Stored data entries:

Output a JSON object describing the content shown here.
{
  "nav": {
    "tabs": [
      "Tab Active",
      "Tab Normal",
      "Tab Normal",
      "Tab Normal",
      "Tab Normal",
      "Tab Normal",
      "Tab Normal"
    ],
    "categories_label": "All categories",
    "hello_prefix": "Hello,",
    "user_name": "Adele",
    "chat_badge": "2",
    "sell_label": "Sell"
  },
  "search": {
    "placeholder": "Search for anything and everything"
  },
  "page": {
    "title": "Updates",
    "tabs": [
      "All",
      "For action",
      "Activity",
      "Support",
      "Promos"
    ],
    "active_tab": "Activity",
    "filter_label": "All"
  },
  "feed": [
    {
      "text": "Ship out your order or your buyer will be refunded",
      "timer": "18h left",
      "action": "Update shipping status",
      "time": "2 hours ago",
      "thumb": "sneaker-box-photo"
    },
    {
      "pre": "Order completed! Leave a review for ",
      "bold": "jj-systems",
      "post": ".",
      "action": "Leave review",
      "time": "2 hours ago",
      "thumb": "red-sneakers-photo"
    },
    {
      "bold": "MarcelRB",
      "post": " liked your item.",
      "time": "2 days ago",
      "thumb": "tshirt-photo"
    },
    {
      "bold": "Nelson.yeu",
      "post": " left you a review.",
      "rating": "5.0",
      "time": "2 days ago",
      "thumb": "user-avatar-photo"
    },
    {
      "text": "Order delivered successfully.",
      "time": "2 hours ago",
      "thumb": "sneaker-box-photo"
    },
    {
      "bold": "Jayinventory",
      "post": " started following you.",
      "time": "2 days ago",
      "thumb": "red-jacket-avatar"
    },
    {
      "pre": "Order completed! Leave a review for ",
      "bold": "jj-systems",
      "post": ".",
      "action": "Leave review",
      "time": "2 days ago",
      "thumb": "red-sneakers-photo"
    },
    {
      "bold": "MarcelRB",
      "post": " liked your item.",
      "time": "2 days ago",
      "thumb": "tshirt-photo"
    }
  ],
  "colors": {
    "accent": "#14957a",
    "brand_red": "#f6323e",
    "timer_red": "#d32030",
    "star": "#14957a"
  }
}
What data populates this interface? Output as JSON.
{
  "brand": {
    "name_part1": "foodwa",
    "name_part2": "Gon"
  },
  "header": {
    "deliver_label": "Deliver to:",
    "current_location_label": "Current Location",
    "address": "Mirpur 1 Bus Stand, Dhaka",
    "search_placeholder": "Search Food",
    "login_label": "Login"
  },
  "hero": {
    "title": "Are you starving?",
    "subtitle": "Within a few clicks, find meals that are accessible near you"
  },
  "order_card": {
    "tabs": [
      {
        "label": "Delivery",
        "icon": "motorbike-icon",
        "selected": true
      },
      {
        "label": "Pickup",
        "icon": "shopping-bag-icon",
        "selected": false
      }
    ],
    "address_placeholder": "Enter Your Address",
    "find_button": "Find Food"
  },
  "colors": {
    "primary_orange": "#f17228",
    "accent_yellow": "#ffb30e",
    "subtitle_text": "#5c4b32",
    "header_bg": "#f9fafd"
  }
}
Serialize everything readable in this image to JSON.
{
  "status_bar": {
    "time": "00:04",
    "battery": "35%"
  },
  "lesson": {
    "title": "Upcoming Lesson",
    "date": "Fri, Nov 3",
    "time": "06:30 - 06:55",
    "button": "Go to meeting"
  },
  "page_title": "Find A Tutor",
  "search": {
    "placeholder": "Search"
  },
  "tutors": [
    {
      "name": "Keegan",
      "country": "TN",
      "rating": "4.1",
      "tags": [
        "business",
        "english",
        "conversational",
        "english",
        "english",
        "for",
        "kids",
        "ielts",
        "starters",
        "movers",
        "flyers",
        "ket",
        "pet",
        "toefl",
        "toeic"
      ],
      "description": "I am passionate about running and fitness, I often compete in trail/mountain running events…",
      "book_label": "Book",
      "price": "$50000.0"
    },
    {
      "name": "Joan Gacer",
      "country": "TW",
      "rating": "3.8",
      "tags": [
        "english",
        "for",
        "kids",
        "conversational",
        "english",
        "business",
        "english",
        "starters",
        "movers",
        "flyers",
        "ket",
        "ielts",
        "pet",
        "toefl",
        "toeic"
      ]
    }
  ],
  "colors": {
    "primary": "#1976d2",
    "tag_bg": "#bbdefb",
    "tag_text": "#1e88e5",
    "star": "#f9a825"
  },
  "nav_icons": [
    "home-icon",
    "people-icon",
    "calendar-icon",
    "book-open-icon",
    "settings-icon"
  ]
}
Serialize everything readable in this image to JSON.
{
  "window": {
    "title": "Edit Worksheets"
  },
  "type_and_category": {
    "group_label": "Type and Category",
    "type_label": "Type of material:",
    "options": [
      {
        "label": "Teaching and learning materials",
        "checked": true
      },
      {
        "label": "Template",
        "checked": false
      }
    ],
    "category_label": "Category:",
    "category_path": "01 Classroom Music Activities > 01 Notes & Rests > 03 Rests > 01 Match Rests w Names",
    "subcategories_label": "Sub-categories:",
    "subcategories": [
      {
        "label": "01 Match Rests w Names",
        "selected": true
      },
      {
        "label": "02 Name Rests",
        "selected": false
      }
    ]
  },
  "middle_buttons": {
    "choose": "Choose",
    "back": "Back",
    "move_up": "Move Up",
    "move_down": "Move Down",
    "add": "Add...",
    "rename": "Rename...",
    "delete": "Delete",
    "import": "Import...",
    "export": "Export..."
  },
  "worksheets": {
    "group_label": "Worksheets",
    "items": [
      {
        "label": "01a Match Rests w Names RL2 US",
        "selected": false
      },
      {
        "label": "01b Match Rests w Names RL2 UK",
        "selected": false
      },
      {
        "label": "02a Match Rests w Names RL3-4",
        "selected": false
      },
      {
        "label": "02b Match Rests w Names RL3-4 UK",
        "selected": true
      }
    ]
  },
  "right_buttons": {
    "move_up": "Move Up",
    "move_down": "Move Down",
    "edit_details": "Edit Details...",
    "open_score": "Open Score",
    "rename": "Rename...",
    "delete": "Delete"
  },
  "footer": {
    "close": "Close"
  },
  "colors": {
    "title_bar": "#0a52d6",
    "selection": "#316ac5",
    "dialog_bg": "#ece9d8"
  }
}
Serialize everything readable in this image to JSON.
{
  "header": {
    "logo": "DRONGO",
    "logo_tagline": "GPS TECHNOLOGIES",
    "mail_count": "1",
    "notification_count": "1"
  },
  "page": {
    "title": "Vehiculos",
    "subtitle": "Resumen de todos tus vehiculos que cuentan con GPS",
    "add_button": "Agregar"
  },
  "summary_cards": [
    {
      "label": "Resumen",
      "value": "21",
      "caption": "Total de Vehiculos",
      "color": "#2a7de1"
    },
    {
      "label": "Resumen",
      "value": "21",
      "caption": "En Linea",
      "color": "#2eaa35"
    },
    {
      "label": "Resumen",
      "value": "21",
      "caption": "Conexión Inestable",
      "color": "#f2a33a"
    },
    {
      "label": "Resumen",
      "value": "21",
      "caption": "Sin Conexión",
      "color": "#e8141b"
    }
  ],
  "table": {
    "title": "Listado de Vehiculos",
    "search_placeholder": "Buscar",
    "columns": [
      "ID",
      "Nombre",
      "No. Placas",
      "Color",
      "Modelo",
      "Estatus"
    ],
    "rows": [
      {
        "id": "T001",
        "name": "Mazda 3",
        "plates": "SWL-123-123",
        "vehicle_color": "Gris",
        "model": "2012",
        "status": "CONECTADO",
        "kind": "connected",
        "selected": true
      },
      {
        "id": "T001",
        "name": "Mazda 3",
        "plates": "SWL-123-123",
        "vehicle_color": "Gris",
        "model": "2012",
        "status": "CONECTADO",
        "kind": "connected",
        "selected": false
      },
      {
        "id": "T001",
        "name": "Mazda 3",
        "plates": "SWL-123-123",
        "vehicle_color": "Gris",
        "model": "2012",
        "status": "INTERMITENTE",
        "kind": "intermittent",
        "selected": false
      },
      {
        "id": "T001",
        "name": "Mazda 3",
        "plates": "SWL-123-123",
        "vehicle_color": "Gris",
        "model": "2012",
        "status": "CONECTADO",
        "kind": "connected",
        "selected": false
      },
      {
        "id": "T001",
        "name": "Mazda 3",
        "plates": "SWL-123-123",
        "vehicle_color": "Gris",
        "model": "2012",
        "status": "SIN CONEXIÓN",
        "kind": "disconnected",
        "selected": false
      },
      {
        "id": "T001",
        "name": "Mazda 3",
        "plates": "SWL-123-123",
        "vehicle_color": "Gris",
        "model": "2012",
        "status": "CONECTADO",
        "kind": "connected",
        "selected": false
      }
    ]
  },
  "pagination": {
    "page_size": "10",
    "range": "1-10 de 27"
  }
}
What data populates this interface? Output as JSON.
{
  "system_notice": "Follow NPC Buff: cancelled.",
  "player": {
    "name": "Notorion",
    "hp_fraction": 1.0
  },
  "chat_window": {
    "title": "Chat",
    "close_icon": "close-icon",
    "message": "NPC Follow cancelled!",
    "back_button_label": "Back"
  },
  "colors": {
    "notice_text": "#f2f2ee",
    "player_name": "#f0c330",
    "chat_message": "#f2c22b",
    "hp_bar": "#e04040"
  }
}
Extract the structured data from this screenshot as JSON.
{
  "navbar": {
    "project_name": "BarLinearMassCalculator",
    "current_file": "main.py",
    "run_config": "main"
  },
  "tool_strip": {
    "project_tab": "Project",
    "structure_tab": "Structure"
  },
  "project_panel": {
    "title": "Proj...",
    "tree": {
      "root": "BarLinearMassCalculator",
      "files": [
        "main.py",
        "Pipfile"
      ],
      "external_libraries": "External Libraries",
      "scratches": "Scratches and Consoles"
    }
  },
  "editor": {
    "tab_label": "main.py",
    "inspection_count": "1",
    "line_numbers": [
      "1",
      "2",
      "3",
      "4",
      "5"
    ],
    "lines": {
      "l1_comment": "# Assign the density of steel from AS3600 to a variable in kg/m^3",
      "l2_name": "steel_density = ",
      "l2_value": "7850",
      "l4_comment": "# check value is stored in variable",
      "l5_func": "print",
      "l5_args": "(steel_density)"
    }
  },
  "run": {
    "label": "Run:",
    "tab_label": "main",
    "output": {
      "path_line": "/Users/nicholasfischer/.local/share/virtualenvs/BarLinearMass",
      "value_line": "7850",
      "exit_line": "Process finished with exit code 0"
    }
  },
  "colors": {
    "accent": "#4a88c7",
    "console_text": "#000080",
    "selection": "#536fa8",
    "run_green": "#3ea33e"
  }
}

[What the task asks]
From the entries above, collect every line with the string "BarLinearMassCalculator" in it.

[Output]
    "project_name": "BarLinearMassCalculator",
      "root": "BarLinearMassCalculator",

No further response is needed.